>> BEGIN

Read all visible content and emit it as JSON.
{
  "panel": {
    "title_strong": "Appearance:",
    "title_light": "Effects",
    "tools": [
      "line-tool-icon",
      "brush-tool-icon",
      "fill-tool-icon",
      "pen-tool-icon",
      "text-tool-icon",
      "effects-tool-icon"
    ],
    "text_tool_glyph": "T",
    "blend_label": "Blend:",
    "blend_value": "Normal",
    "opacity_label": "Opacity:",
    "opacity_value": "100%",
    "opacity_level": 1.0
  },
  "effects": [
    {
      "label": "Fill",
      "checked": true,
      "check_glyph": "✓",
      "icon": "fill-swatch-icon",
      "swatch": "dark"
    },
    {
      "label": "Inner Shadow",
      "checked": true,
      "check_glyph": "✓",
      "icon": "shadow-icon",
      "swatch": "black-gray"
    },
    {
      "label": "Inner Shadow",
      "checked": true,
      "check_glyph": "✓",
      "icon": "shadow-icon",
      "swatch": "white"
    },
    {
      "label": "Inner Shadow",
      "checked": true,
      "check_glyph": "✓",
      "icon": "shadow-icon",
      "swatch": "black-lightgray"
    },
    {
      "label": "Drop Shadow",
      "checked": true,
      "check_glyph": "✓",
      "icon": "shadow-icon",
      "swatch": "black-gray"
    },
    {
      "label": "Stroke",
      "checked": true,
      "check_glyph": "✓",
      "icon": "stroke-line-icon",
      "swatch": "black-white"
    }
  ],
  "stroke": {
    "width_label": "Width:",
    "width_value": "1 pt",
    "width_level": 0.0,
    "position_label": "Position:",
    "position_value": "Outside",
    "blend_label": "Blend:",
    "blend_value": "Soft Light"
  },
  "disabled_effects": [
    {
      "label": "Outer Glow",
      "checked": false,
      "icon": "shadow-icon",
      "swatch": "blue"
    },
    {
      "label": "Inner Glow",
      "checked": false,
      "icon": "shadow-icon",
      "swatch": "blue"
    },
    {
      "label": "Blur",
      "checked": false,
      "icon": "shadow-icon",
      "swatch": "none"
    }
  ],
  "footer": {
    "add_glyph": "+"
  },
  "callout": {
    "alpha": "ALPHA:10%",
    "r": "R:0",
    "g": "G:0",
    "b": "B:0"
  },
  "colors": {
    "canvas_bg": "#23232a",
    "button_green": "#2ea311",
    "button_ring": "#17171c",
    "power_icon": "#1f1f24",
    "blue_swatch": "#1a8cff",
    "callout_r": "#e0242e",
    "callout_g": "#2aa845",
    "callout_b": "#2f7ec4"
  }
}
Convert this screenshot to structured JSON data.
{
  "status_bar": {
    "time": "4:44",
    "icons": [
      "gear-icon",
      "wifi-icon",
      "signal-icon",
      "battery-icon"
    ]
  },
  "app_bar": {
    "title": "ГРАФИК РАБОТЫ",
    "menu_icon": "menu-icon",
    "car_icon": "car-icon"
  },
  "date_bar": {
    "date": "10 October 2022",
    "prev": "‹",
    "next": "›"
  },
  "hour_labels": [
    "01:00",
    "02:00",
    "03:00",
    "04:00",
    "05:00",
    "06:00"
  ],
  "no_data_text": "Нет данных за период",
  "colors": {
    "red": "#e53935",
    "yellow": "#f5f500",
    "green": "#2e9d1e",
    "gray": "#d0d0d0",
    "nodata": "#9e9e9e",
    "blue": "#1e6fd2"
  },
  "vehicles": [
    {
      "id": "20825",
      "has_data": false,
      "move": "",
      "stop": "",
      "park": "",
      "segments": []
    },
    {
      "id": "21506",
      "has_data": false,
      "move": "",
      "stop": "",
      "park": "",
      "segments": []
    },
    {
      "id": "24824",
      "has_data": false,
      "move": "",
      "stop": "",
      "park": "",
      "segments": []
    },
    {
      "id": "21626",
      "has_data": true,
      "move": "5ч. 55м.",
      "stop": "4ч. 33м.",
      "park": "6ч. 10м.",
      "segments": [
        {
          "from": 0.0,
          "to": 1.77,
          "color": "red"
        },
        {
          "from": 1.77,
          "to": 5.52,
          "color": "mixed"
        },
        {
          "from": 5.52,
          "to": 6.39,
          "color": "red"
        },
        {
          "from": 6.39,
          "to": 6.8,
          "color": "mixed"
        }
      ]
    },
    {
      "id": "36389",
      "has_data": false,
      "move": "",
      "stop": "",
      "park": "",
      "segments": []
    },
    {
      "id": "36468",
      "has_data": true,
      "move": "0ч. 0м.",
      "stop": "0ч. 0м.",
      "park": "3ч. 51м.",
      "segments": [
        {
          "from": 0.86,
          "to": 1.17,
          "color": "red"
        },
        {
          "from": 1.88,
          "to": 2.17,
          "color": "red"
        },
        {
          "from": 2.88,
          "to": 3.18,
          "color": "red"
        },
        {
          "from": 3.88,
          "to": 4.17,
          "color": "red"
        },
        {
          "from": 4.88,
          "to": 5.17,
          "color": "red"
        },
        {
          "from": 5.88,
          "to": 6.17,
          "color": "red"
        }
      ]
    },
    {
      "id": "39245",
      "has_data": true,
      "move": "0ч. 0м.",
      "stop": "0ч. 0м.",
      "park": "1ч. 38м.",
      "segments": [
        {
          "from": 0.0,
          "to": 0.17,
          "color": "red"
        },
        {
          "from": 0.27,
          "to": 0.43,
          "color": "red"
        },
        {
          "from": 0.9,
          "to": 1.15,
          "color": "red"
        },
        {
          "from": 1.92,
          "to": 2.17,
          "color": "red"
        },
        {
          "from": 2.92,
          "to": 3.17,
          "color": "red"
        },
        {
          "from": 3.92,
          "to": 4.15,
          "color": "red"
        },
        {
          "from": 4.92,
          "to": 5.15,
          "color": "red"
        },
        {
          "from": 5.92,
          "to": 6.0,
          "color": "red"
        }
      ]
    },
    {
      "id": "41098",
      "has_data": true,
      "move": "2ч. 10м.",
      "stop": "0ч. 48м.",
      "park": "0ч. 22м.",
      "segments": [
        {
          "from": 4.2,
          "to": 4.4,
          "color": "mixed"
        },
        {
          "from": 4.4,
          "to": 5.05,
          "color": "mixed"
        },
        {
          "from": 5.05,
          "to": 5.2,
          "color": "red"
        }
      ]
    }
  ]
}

>> END

| Aim of the exercise |
Each line of the listing should be copied exactly.

| The reply |
Read all visible content and emit it as JSON.
{
  "panel": {
    "title_strong": "Appearance:",
    "title_light": "Effects",
    "tools": [
      "line-tool-icon",
      "brush-tool-icon",
      "fill-tool-icon",
      "pen-tool-icon",
      "text-tool-icon",
      "effects-tool-icon"
    ],
    "text_tool_glyph": "T",
    "blend_label": "Blend:",
    "blend_value": "Normal",
    "opacity_label": "Opacity:",
    "opacity_value": "100%",
    "opacity_level": 1.0
  },
  "effects": [
    {
      "label": "Fill",
      "checked": true,
      "check_glyph": "✓",
      "icon": "fill-swatch-icon",
      "swatch": "dark"
    },
    {
      "label": "Inner Shadow",
      "checked": true,
      "check_glyph": "✓",
      "icon": "shadow-icon",
      "swatch": "black-gray"
    },
    {
      "label": "Inner Shadow",
      "checked": true,
      "check_glyph": "✓",
      "icon": "shadow-icon",
      "swatch": "white"
    },
    {
      "label": "Inner Shadow",
      "checked": true,
      "check_glyph": "✓",
      "icon": "shadow-icon",
      "swatch": "black-lightgray"
    },
    {
      "label": "Drop Shadow",
      "checked": true,
      "check_glyph": "✓",
      "icon": "shadow-icon",
      "swatch": "black-gray"
    },
    {
      "label": "Stroke",
      "checked": true,
      "check_glyph": "✓",
      "icon": "stroke-line-icon",
      "swatch": "black-white"
    }
  ],
  "stroke": {
    "width_label": "Width:",
    "width_value": "1 pt",
    "width_level": 0.0,
    "position_label": "Position:",
    "position_value": "Outside",
    "blend_label": "Blend:",
    "blend_value": "Soft Light"
  },
  "disabled_effects": [
    {
      "label": "Outer Glow",
      "checked": false,
      "icon": "shadow-icon",
      "swatch": "blue"
    },
    {
      "label": "Inner Glow",
      "checked": false,
      "icon": "shadow-icon",
      "swatch": "blue"
    },
    {
      "label": "Blur",
      "checked": false,
      "icon": "shadow-icon",
      "swatch": "none"
    }
  ],
  "footer": {
    "add_glyph": "+"
  },
  "callout": {
    "alpha": "ALPHA:10%",
    "r": "R:0",
    "g": "G:0",
    "b": "B:0"
  },
  "colors": {
    "canvas_bg": "#23232a",
    "button_green": "#2ea311",
    "button_ring": "#17171c",
    "power_icon": "#1f1f24",
    "blue_swatch": "#1a8cff",
    "callout_r": "#e0242e",
    "callout_g": "#2aa845",
    "callout_b": "#2f7ec4"
  }
}
Convert this screenshot to structured JSON data.
{
  "status_bar": {
    "time": "4:44",
    "icons": [
      "gear-icon",
      "wifi-icon",
      "signal-icon",
      "battery-icon"
    ]
  },
  "app_bar": {
    "title": "ГРАФИК РАБОТЫ",
    "menu_icon": "menu-icon",
    "car_icon": "car-icon"
  },
  "date_bar": {
    "date": "10 October 2022",
    "prev": "‹",
    "next": "›"
  },
  "hour_labels": [
    "01:00",
    "02:00",
    "03:00",
    "04:00",
    "05:00",
    "06:00"
  ],
  "no_data_text": "Нет данных за период",
  "colors": {
    "red": "#e53935",
    "yellow": "#f5f500",
    "green": "#2e9d1e",
    "gray": "#d0d0d0",
    "nodata": "#9e9e9e",
    "blue": "#1e6fd2"
  },
  "vehicles": [
    {
      "id": "20825",
      "has_data": false,
      "move": "",
      "stop": "",
      "park": "",
      "segments": []
    },
    {
      "id": "21506",
      "has_data": false,
      "move": "",
      "stop": "",
      "park": "",
      "segments": []
    },
    {
      "id": "24824",
      "has_data": false,
      "move": "",
      "stop": "",
      "park": "",
      "segments": []
    },
    {
      "id": "21626",
      "has_data": true,
      "move": "5ч. 55м.",
      "stop": "4ч. 33м.",
      "park": "6ч. 10м.",
      "segments": [
        {
          "from": 0.0,
          "to": 1.77,
          "color": "red"
        },
        {
          "from": 1.77,
          "to": 5.52,
          "color": "mixed"
        },
        {
          "from": 5.52,
          "to": 6.39,
          "color": "red"
        },
        {
          "from": 6.39,
          "to": 6.8,
          "color": "mixed"
        }
      ]
    },
    {
      "id": "36389",
      "has_data": false,
      "move": "",
      "stop": "",
      "park": "",
      "segments": []
    },
    {
      "id": "36468",
      "has_data": true,
      "move": "0ч. 0м.",
      "stop": "0ч. 0м.",
      "park": "3ч. 51м.",
      "segments": [
        {
          "from": 0.86,
          "to": 1.17,
          "color": "red"
        },
        {
          "from": 1.88,
          "to": 2.17,
          "color": "red"
        },
        {
          "from": 2.88,
          "to": 3.18,
          "color": "red"
        },
        {
          "from": 3.88,
          "to": 4.17,
          "color": "red"
        },
        {
          "from": 4.88,
          "to": 5.17,
          "color": "red"
        },
        {
          "from": 5.88,
          "to": 6.17,
          "color": "red"
        }
      ]
    },
    {
      "id": "39245",
      "has_data": true,
      "move": "0ч. 0м.",
      "stop": "0ч. 0м.",
      "park": "1ч. 38м.",
      "segments": [
        {
          "from": 0.0,
          "to": 0.17,
          "color": "red"
        },
        {
          "from": 0.27,
          "to": 0.43,
          "color": "red"
        },
        {
          "from": 0.9,
          "to": 1.15,
          "color": "red"
        },
        {
          "from": 1.92,
          "to": 2.17,
          "color": "red"
        },
        {
          "from": 2.92,
          "to": 3.17,
          "color": "red"
        },
        {
          "from": 3.92,
          "to": 4.15,
          "color": "red"
        },
        {
          "from": 4.92,
          "to": 5.15,
          "color": "red"
        },
        {
          "from": 5.92,
          "to": 6.0,
          "color": "red"
        }
      ]
    },
    {
      "id": "41098",
      "has_data": true,
      "move": "2ч. 10м.",
      "stop": "0ч. 48м.",
      "park": "0ч. 22м.",
      "segments": [
        {
          "from": 4.2,
          "to": 4.4,
          "color": "mixed"
        },
        {
          "from": 4.4,
          "to": 5.05,
          "color": "mixed"
        },
        {
          "from": 5.05,
          "to": 5.2,
          "color": "red"
        }
      ]
    }
  ]
}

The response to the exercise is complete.